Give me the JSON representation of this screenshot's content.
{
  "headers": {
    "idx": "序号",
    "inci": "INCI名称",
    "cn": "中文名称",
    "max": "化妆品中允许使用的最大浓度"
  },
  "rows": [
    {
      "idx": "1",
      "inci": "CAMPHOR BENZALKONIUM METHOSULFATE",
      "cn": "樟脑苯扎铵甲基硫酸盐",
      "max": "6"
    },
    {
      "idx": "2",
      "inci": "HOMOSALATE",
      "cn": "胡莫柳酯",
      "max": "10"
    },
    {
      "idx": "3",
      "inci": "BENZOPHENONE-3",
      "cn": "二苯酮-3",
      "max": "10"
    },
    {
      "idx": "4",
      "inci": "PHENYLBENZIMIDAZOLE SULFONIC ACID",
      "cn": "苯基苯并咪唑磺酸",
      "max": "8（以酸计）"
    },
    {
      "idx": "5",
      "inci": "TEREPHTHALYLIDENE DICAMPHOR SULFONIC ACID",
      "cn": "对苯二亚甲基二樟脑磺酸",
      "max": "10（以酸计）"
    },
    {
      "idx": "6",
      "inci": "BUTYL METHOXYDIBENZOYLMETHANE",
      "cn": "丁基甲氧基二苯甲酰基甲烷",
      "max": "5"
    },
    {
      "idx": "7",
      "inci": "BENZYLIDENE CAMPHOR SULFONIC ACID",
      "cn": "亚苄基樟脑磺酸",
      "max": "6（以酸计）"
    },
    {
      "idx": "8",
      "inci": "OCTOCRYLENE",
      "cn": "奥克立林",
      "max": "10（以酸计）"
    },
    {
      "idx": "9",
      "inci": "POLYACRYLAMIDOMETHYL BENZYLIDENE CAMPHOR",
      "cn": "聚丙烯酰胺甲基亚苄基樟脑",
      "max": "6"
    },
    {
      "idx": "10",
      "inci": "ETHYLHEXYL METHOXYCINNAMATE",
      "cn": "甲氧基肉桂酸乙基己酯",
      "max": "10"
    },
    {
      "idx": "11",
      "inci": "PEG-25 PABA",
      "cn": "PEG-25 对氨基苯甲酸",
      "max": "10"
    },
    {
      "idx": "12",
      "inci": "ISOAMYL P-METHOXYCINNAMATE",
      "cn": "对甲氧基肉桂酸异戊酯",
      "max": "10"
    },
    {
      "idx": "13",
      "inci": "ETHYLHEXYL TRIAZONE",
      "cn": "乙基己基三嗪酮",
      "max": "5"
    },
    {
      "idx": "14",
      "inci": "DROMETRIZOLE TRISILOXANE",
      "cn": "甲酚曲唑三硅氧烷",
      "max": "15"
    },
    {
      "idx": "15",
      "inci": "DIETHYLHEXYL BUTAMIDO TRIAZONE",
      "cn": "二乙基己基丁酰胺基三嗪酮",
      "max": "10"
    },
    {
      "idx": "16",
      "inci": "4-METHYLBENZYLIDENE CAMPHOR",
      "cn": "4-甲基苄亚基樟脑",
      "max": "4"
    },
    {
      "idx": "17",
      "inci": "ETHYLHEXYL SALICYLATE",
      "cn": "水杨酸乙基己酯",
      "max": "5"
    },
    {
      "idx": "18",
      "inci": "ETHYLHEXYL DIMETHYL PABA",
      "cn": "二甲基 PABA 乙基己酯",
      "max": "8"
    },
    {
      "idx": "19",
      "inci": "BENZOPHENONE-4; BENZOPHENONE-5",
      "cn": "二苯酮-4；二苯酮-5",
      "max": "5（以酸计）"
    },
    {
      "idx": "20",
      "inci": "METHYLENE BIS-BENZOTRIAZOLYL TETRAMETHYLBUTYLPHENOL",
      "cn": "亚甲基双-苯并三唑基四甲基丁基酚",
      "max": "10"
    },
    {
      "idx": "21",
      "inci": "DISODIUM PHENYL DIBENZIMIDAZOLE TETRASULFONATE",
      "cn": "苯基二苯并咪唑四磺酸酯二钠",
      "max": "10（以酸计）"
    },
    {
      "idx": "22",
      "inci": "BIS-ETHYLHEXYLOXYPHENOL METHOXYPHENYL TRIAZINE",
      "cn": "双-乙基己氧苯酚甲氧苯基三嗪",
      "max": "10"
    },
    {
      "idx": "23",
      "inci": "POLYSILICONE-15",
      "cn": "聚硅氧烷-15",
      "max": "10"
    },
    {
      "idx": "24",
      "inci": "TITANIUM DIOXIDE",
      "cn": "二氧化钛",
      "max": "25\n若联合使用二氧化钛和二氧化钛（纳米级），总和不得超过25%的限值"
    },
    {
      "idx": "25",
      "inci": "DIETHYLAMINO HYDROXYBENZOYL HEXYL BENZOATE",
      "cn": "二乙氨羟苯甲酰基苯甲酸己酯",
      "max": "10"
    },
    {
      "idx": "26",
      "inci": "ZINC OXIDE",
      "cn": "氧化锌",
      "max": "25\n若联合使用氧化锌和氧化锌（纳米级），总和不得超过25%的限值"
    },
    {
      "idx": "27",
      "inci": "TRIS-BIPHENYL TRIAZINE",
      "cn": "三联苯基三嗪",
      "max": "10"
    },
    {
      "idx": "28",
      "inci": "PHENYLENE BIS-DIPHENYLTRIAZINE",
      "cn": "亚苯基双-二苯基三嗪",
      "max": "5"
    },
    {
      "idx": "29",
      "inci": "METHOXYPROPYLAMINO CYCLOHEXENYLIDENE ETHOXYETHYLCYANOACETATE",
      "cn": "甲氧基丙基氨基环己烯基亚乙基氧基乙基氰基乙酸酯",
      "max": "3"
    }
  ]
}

++++++++++

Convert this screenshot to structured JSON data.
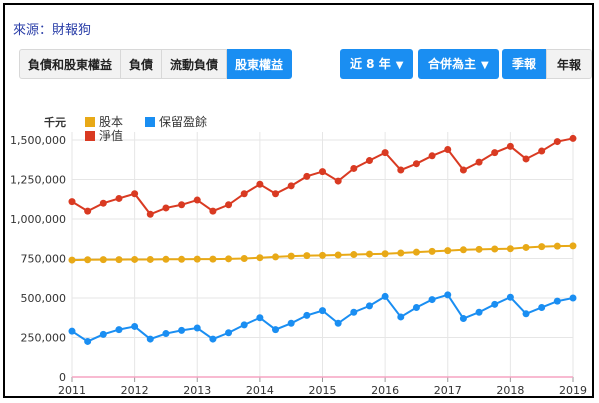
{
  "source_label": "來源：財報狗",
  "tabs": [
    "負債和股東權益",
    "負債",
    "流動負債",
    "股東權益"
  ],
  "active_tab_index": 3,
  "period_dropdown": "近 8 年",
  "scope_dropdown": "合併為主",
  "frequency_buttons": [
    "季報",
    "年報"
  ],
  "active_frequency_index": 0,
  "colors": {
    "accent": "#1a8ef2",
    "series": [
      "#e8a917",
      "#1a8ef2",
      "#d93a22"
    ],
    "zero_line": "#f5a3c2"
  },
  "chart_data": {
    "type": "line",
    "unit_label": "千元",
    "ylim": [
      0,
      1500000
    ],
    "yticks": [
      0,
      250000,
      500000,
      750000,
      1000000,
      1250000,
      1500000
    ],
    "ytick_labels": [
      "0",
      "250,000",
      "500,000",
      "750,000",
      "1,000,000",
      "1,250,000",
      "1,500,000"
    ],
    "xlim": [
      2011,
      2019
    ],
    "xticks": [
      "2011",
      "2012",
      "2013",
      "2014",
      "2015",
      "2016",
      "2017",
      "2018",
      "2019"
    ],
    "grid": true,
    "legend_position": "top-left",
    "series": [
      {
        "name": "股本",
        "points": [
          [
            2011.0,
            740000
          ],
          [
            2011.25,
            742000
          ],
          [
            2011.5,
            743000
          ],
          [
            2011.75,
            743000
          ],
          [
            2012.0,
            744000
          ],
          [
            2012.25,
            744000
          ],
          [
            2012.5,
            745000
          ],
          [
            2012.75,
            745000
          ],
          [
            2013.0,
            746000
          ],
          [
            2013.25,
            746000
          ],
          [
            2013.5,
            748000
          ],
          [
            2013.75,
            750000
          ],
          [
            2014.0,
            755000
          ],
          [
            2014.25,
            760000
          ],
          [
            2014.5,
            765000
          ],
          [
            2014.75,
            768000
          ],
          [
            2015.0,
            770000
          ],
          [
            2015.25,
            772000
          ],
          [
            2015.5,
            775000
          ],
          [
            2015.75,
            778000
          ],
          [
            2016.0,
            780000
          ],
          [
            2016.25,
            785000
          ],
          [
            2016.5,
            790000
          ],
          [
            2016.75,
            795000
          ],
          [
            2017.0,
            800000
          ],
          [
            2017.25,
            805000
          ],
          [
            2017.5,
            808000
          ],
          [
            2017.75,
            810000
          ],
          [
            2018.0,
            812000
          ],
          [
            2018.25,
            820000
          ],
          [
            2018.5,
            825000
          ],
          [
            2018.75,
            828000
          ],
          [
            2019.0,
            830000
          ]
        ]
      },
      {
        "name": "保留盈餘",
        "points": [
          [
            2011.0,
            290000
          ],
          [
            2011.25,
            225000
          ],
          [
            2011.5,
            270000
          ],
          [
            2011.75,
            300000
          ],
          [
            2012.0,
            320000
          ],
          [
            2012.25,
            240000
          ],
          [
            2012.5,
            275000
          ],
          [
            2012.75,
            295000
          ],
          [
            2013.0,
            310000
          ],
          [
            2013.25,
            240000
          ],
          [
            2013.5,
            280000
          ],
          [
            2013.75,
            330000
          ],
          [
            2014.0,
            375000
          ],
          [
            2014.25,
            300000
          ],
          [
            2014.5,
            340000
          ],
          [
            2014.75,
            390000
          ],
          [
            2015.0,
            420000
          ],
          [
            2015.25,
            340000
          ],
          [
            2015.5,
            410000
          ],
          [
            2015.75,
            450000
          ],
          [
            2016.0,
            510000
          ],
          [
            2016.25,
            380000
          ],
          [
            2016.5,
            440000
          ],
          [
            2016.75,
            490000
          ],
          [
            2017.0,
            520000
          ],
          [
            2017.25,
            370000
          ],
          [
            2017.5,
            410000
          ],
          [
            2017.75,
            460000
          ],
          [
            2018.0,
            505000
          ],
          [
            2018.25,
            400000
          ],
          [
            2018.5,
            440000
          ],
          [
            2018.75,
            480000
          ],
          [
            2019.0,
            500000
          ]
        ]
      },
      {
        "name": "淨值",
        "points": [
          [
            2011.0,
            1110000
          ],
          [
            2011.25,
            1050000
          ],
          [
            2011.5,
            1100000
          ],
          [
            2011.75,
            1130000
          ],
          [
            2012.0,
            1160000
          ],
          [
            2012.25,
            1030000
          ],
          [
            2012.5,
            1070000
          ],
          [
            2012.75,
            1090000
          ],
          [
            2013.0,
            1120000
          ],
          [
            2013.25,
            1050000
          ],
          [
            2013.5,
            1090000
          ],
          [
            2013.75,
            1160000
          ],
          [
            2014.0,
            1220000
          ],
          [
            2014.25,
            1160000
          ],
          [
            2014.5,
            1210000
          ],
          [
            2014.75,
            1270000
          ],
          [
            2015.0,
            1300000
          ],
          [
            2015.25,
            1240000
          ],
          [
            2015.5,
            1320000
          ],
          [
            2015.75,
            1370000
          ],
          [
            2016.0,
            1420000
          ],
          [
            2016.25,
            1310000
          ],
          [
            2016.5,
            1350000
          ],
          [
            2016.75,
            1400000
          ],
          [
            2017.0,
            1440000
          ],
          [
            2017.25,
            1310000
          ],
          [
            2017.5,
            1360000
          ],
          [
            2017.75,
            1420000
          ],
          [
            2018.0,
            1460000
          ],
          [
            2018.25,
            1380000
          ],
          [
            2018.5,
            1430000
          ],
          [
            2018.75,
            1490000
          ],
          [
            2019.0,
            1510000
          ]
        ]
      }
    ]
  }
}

++++++++++

*TASK*
List all lines holding the string "SULFONIC".

*FINAL ANSWER*
      "inci": "PHENYLBENZIMIDAZOLE SULFONIC ACID",
      "inci": "TEREPHTHALYLIDENE DICAMPHOR SULFONIC ACID",
      "inci": "BENZYLIDENE CAMPHOR SULFONIC ACID",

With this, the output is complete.